━━━━━ EXERCISE INPUT

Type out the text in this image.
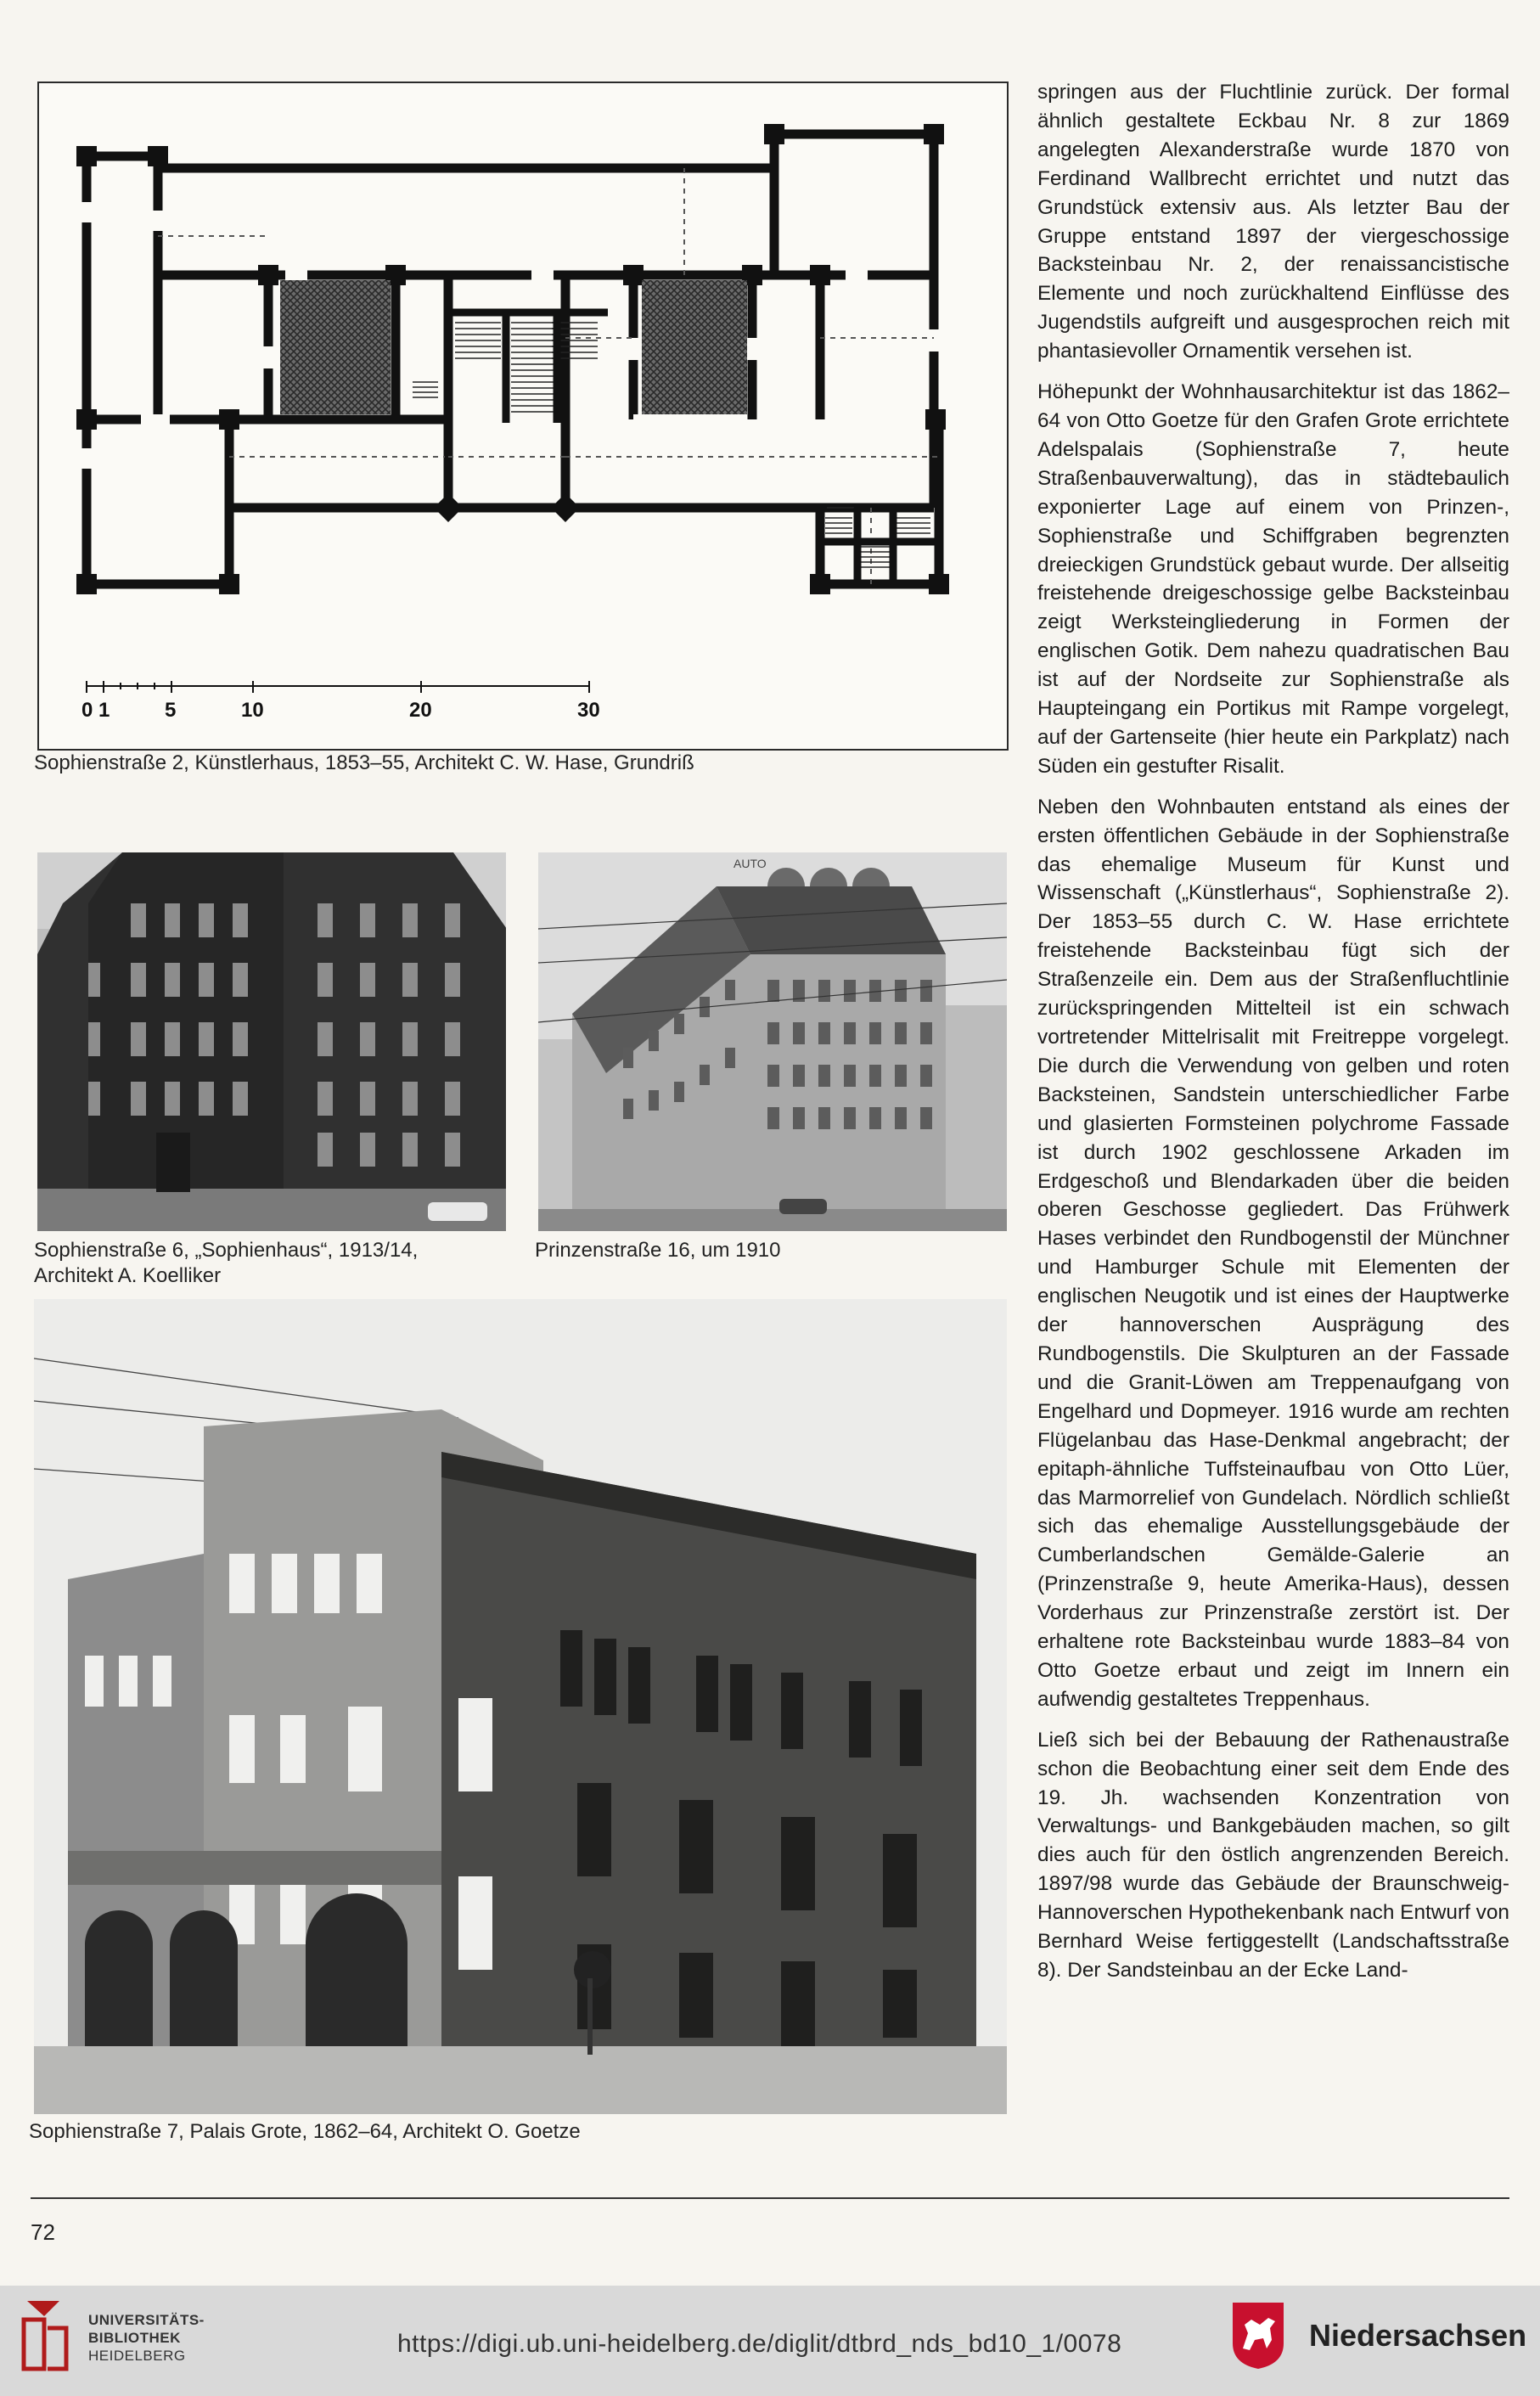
0 1	5	10	20	30
Sophienstraße 2, Künstlerhaus, 1853–55, Architekt C. W. Hase, Grundriß
Sophienstraße 6, „Sophienhaus“, 1913/14,
Architekt A. Koelliker
AUTO
Prinzenstraße 16, um 1910
Sophienstraße 7, Palais Grote, 1862–64, Architekt O. Goetze

springen aus der Fluchtlinie zurück. Der formal ähnlich gestaltete Eckbau Nr. 8 zur 1869 angelegten Alexanderstraße wurde 1870 von Ferdinand Wallbrecht errichtet und nutzt das Grundstück extensiv aus. Als letzter Bau der Gruppe entstand 1897 der viergeschossige Backsteinbau Nr. 2, der renaissancistische Elemente und noch zurückhaltend Einflüsse des Jugendstils aufgreift und ausgesprochen reich mit phantasievoller Ornamentik versehen ist.

Höhepunkt der Wohnhausarchitektur ist das 1862–64 von Otto Goetze für den Grafen Grote errichtete Adelspalais (Sophienstraße 7, heute Straßenbauverwaltung), das in städtebaulich exponierter Lage auf einem von Prinzen-, Sophienstraße und Schiffgraben begrenzten dreieckigen Grundstück gebaut wurde. Der allseitig freistehende dreigeschossige gelbe Backsteinbau zeigt Werksteingliederung in Formen der englischen Gotik. Dem nahezu quadratischen Bau ist auf der Nordseite zur Sophienstraße als Haupteingang ein Portikus mit Rampe vorgelegt, auf der Gartenseite (hier heute ein Parkplatz) nach Süden ein gestufter Risalit.

Neben den Wohnbauten entstand als eines der ersten öffentlichen Gebäude in der Sophienstraße das ehemalige Museum für Kunst und Wissenschaft („Künstlerhaus“, Sophienstraße 2). Der 1853–55 durch C. W. Hase errichtete freistehende Backsteinbau fügt sich der Straßenzeile ein. Dem aus der Straßenfluchtlinie zurückspringenden Mittelteil ist ein schwach vortretender Mittelrisalit mit Freitreppe vorgelegt. Die durch die Verwendung von gelben und roten Backsteinen, Sandstein unterschiedlicher Farbe und glasierten Formsteinen polychrome Fassade ist durch 1902 geschlossene Arkaden im Erdgeschoß und Blendarkaden über die beiden oberen Geschosse gegliedert. Das Frühwerk Hases verbindet den Rundbogenstil der Münchner und Hamburger Schule mit Elementen der englischen Neugotik und ist eines der Hauptwerke der hannoverschen Ausprägung des Rundbogenstils. Die Skulpturen an der Fassade und die Granit-Löwen am Treppenaufgang von Engelhard und Dopmeyer. 1916 wurde am rechten Flügelanbau das Hase-Denkmal angebracht; der epitaph-ähnliche Tuffsteinaufbau von Otto Lüer, das Marmorrelief von Gundelach. Nördlich schließt sich das ehemalige Ausstellungsgebäude der Cumberlandschen Gemälde-Galerie an (Prinzenstraße 9, heute Amerika-Haus), dessen Vorderhaus zur Prinzenstraße zerstört ist. Der erhaltene rote Backsteinbau wurde 1883–84 von Otto Goetze erbaut und zeigt im Innern ein aufwendig gestaltetes Treppenhaus.

Ließ sich bei der Bebauung der Rathenaustraße schon die Beobachtung einer seit dem Ende des 19. Jh. wachsenden Konzentration von Verwaltungs- und Bankgebäuden machen, so gilt dies auch für den östlich angrenzenden Bereich. 1897/98 wurde das Gebäude der Braunschweig-Hannoverschen Hypothekenbank nach Entwurf von Bernhard Weise fertiggestellt (Landschaftsstraße 8). Der Sandsteinbau an der Ecke Land-

72
UNIVERSITÄTS-
BIBLIOTHEK
HEIDELBERG	https://digi.ub.uni-heidelberg.de/diglit/dtbrd_nds_bd10_1/0078	Niedersachsen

━━━━━━━━━━

The entries above should be reproduced exactly, without their pictures.

Type out the text in this image.
0 1	5	10	20	30
Sophienstraße 2, Künstlerhaus, 1853–55, Architekt C. W. Hase, Grundriß
Sophienstraße 6, „Sophienhaus“, 1913/14,
Architekt A. Koelliker
AUTO
Prinzenstraße 16, um 1910
Sophienstraße 7, Palais Grote, 1862–64, Architekt O. Goetze

springen aus der Fluchtlinie zurück. Der formal ähnlich gestaltete Eckbau Nr. 8 zur 1869 angelegten Alexanderstraße wurde 1870 von Ferdinand Wallbrecht errichtet und nutzt das Grundstück extensiv aus. Als letzter Bau der Gruppe entstand 1897 der viergeschossige Backsteinbau Nr. 2, der renaissancistische Elemente und noch zurückhaltend Einflüsse des Jugendstils aufgreift und ausgesprochen reich mit phantasievoller Ornamentik versehen ist.

Höhepunkt der Wohnhausarchitektur ist das 1862–64 von Otto Goetze für den Grafen Grote errichtete Adelspalais (Sophienstraße 7, heute Straßenbauverwaltung), das in städtebaulich exponierter Lage auf einem von Prinzen-, Sophienstraße und Schiffgraben begrenzten dreieckigen Grundstück gebaut wurde. Der allseitig freistehende dreigeschossige gelbe Backsteinbau zeigt Werksteingliederung in Formen der englischen Gotik. Dem nahezu quadratischen Bau ist auf der Nordseite zur Sophienstraße als Haupteingang ein Portikus mit Rampe vorgelegt, auf der Gartenseite (hier heute ein Parkplatz) nach Süden ein gestufter Risalit.

Neben den Wohnbauten entstand als eines der ersten öffentlichen Gebäude in der Sophienstraße das ehemalige Museum für Kunst und Wissenschaft („Künstlerhaus“, Sophienstraße 2). Der 1853–55 durch C. W. Hase errichtete freistehende Backsteinbau fügt sich der Straßenzeile ein. Dem aus der Straßenfluchtlinie zurückspringenden Mittelteil ist ein schwach vortretender Mittelrisalit mit Freitreppe vorgelegt. Die durch die Verwendung von gelben und roten Backsteinen, Sandstein unterschiedlicher Farbe und glasierten Formsteinen polychrome Fassade ist durch 1902 geschlossene Arkaden im Erdgeschoß und Blendarkaden über die beiden oberen Geschosse gegliedert. Das Frühwerk Hases verbindet den Rundbogenstil der Münchner und Hamburger Schule mit Elementen der englischen Neugotik und ist eines der Hauptwerke der hannoverschen Ausprägung des Rundbogenstils. Die Skulpturen an der Fassade und die Granit-Löwen am Treppenaufgang von Engelhard und Dopmeyer. 1916 wurde am rechten Flügelanbau das Hase-Denkmal angebracht; der epitaph-ähnliche Tuffsteinaufbau von Otto Lüer, das Marmorrelief von Gundelach. Nördlich schließt sich das ehemalige Ausstellungsgebäude der Cumberlandschen Gemälde-Galerie an (Prinzenstraße 9, heute Amerika-Haus), dessen Vorderhaus zur Prinzenstraße zerstört ist. Der erhaltene rote Backsteinbau wurde 1883–84 von Otto Goetze erbaut und zeigt im Innern ein aufwendig gestaltetes Treppenhaus.

Ließ sich bei der Bebauung der Rathenaustraße schon die Beobachtung einer seit dem Ende des 19. Jh. wachsenden Konzentration von Verwaltungs- und Bankgebäuden machen, so gilt dies auch für den östlich angrenzenden Bereich. 1897/98 wurde das Gebäude der Braunschweig-Hannoverschen Hypothekenbank nach Entwurf von Bernhard Weise fertiggestellt (Landschaftsstraße 8). Der Sandsteinbau an der Ecke Land-

72
UNIVERSITÄTS-
BIBLIOTHEK
HEIDELBERG	https://digi.ub.uni-heidelberg.de/diglit/dtbrd_nds_bd10_1/0078	Niedersachsen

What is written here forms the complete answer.